# Given data
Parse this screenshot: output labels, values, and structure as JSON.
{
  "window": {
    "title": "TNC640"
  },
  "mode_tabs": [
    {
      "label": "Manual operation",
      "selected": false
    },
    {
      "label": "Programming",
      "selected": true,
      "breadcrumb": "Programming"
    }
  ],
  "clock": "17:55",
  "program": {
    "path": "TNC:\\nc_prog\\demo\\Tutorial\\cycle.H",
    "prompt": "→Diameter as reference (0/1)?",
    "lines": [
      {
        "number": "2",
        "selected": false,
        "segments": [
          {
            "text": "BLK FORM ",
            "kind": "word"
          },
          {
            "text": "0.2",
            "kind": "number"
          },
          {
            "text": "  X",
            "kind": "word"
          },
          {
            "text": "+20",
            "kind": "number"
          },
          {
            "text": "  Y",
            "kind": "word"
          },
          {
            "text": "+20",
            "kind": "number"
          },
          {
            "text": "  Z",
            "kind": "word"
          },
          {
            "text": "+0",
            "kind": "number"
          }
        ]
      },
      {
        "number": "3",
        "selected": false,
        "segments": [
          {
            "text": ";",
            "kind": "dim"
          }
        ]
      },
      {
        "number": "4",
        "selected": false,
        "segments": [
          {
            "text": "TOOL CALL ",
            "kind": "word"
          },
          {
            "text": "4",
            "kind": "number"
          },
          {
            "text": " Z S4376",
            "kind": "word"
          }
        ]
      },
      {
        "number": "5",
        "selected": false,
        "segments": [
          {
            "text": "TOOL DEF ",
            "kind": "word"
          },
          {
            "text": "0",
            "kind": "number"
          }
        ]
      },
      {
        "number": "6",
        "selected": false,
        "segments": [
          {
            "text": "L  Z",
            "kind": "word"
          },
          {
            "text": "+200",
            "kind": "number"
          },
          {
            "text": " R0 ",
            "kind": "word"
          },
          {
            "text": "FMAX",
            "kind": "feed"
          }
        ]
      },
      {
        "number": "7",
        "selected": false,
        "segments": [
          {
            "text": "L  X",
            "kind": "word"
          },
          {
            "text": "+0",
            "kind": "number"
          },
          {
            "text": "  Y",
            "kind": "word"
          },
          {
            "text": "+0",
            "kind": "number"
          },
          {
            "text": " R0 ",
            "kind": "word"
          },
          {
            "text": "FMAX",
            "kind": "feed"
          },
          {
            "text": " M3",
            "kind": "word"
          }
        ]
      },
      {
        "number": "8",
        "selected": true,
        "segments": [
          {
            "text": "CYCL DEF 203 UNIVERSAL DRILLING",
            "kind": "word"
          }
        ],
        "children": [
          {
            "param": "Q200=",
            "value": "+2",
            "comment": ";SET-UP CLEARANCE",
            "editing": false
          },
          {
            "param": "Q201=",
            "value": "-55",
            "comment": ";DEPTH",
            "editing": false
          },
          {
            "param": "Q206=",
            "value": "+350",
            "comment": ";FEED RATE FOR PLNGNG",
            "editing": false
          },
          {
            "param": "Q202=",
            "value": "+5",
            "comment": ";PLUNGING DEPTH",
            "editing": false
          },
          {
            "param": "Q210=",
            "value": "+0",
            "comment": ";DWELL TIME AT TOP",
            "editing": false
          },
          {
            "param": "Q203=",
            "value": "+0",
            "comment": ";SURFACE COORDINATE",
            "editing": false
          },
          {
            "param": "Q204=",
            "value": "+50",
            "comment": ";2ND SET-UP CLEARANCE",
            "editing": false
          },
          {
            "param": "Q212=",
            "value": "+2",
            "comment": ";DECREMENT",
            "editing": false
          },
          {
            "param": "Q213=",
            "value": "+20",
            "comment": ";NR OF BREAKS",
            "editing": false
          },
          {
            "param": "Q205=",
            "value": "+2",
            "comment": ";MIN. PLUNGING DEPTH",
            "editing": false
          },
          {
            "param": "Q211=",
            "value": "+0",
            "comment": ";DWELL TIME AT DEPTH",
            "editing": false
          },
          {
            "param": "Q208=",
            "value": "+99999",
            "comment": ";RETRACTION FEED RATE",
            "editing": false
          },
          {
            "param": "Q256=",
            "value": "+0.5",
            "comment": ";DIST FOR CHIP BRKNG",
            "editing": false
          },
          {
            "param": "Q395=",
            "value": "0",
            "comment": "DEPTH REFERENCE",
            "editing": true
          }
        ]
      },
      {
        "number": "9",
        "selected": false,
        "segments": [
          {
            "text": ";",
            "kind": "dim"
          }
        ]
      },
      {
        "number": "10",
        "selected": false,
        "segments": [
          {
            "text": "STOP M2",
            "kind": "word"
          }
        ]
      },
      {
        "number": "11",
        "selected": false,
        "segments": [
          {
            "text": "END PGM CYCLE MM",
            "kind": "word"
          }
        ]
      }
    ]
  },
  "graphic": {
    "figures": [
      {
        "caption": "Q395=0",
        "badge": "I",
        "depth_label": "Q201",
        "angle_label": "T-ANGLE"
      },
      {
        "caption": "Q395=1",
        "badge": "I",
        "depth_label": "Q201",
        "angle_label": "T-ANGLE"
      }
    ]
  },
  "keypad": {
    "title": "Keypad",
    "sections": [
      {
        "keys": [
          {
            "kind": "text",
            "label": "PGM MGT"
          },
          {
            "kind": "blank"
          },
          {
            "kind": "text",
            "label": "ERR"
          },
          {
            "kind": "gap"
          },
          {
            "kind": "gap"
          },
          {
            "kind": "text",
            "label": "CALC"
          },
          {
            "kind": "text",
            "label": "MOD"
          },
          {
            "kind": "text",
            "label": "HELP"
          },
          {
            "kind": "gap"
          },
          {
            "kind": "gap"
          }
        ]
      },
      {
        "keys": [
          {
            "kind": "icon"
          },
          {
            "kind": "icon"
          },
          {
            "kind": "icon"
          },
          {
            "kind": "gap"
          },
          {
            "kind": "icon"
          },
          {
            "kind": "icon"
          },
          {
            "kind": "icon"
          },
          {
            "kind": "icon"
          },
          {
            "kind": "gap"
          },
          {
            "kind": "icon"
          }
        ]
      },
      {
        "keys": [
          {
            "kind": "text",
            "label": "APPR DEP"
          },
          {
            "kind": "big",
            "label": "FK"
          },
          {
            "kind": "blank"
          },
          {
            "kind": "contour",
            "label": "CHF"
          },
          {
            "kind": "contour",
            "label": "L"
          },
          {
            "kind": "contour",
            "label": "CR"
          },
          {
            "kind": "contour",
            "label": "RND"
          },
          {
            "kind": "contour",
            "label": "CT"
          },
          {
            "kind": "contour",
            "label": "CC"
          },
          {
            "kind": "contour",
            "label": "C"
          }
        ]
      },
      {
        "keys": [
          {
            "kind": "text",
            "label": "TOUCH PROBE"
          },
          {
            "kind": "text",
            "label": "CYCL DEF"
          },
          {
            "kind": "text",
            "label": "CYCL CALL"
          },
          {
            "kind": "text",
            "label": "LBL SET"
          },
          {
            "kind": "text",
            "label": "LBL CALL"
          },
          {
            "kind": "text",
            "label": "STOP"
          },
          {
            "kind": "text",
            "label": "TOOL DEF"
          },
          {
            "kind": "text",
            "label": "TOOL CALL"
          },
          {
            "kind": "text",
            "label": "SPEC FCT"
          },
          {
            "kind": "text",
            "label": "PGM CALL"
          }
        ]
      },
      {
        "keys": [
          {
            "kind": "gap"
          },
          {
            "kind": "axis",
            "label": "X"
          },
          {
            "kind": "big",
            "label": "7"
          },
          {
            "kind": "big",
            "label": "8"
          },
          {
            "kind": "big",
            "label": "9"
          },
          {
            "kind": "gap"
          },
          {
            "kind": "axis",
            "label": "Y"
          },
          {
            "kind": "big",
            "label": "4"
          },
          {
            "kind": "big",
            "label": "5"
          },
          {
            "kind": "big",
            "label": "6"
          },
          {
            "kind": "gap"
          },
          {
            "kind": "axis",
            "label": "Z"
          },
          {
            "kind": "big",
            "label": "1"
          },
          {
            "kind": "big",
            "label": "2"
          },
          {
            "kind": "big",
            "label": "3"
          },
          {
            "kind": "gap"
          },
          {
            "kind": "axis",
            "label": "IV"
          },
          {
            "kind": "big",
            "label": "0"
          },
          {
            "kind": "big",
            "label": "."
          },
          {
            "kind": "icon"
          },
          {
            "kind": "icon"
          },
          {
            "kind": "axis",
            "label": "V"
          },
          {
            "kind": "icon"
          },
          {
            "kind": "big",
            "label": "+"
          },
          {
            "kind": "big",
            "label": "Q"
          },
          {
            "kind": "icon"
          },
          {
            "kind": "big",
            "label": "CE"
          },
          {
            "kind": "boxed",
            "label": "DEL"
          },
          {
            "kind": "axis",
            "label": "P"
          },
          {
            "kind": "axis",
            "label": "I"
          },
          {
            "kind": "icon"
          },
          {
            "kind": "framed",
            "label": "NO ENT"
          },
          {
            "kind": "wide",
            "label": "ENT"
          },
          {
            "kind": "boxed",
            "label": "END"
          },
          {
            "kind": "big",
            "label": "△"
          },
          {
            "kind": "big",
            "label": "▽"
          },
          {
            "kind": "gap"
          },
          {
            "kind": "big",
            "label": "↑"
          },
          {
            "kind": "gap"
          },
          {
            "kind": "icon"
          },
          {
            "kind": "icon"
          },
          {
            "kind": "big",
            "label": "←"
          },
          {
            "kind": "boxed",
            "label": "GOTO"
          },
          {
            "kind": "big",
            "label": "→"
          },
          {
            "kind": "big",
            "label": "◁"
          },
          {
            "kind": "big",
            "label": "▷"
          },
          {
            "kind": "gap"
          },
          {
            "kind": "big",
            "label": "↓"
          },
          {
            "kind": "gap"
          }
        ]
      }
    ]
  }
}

# Problem description
Each line containing the word "Programming" counts once; say how many such lines there are, giving only the number.

# Result for this task
2